• What is expected
Quote the listing below in its entirety, omitting every image.

##### Entries provided

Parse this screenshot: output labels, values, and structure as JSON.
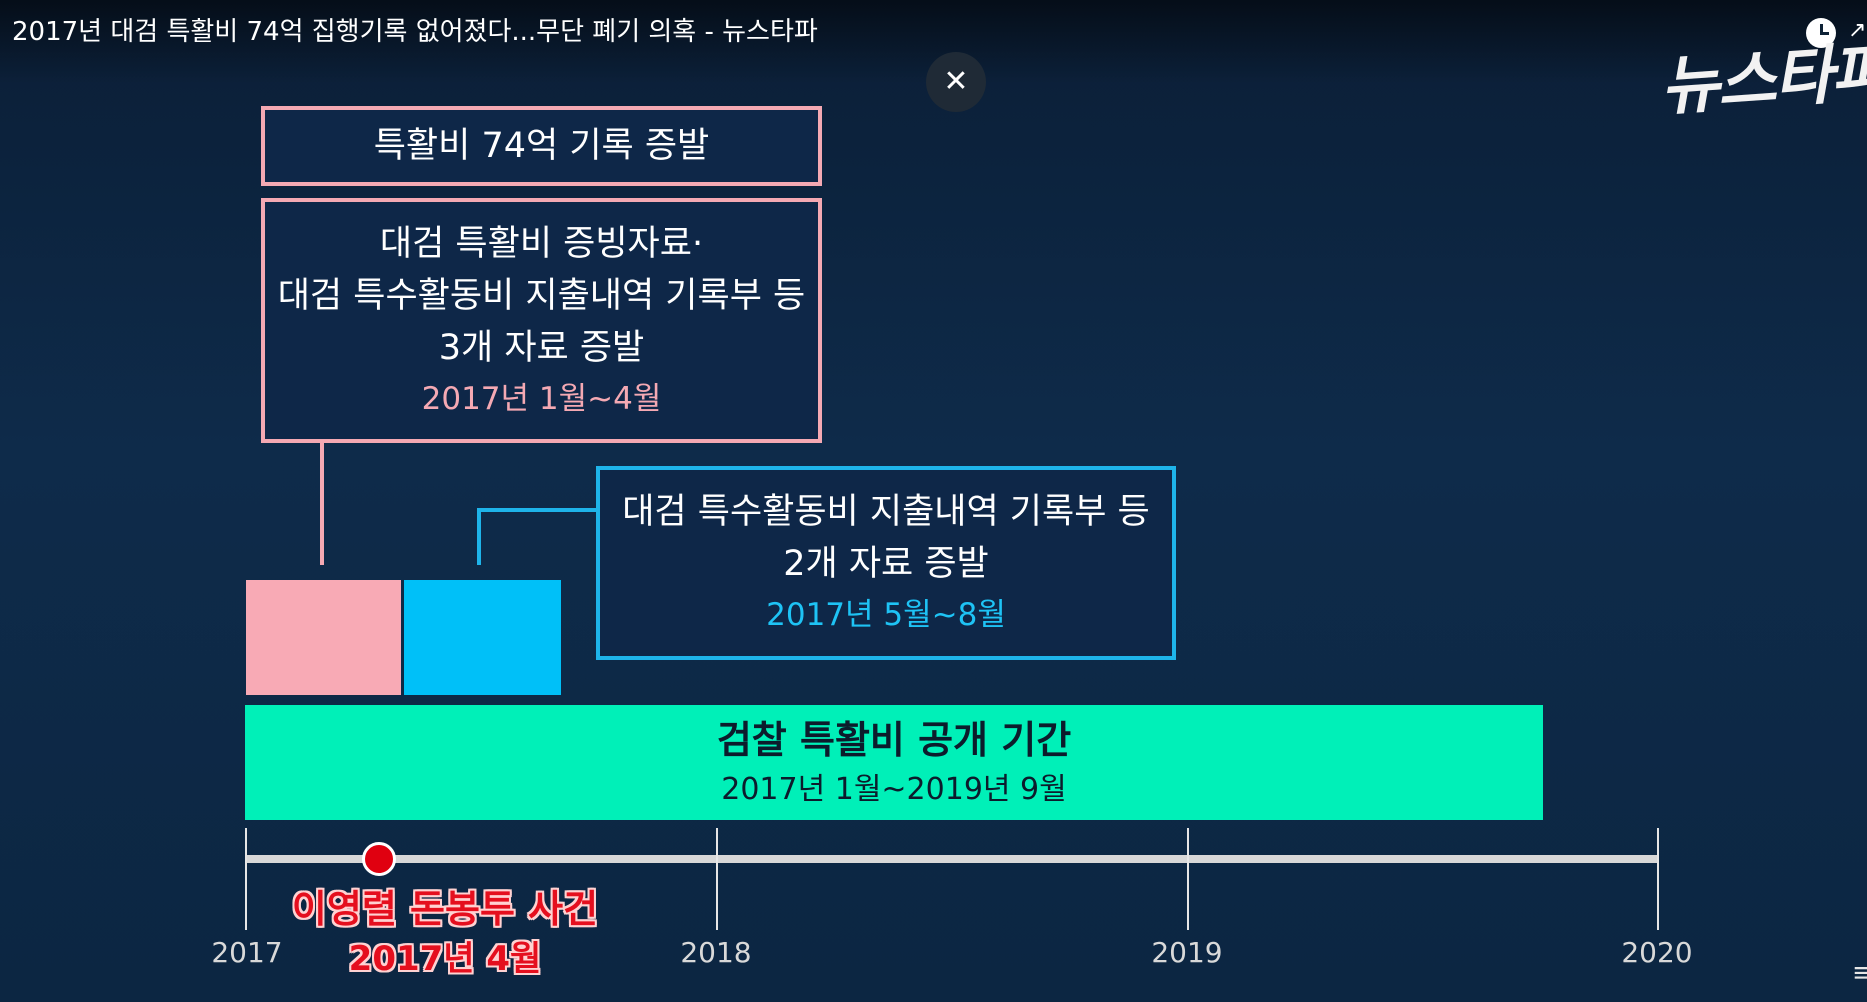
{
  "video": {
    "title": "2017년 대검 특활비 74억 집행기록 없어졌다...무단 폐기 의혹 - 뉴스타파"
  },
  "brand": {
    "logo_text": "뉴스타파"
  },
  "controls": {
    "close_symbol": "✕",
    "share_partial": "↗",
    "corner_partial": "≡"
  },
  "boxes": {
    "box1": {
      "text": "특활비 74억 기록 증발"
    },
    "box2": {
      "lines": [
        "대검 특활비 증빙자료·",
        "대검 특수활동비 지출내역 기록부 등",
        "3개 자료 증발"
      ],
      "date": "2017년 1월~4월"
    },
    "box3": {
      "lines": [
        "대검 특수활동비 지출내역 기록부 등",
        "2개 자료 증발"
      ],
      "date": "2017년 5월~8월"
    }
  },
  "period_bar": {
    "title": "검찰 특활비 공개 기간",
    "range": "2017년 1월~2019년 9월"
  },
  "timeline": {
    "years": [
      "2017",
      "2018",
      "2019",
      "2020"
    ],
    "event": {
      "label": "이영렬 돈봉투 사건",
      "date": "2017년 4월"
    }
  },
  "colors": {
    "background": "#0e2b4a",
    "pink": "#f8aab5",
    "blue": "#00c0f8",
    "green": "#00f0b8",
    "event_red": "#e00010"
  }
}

##########

• Correct output
Parse this screenshot: output labels, values, and structure as JSON.
{
  "video": {
    "title": "2017년 대검 특활비 74억 집행기록 없어졌다...무단 폐기 의혹 - 뉴스타파"
  },
  "brand": {
    "logo_text": "뉴스타파"
  },
  "controls": {
    "close_symbol": "✕",
    "share_partial": "↗",
    "corner_partial": "≡"
  },
  "boxes": {
    "box1": {
      "text": "특활비 74억 기록 증발"
    },
    "box2": {
      "lines": [
        "대검 특활비 증빙자료·",
        "대검 특수활동비 지출내역 기록부 등",
        "3개 자료 증발"
      ],
      "date": "2017년 1월~4월"
    },
    "box3": {
      "lines": [
        "대검 특수활동비 지출내역 기록부 등",
        "2개 자료 증발"
      ],
      "date": "2017년 5월~8월"
    }
  },
  "period_bar": {
    "title": "검찰 특활비 공개 기간",
    "range": "2017년 1월~2019년 9월"
  },
  "timeline": {
    "years": [
      "2017",
      "2018",
      "2019",
      "2020"
    ],
    "event": {
      "label": "이영렬 돈봉투 사건",
      "date": "2017년 4월"
    }
  },
  "colors": {
    "background": "#0e2b4a",
    "pink": "#f8aab5",
    "blue": "#00c0f8",
    "green": "#00f0b8",
    "event_red": "#e00010"
  }
}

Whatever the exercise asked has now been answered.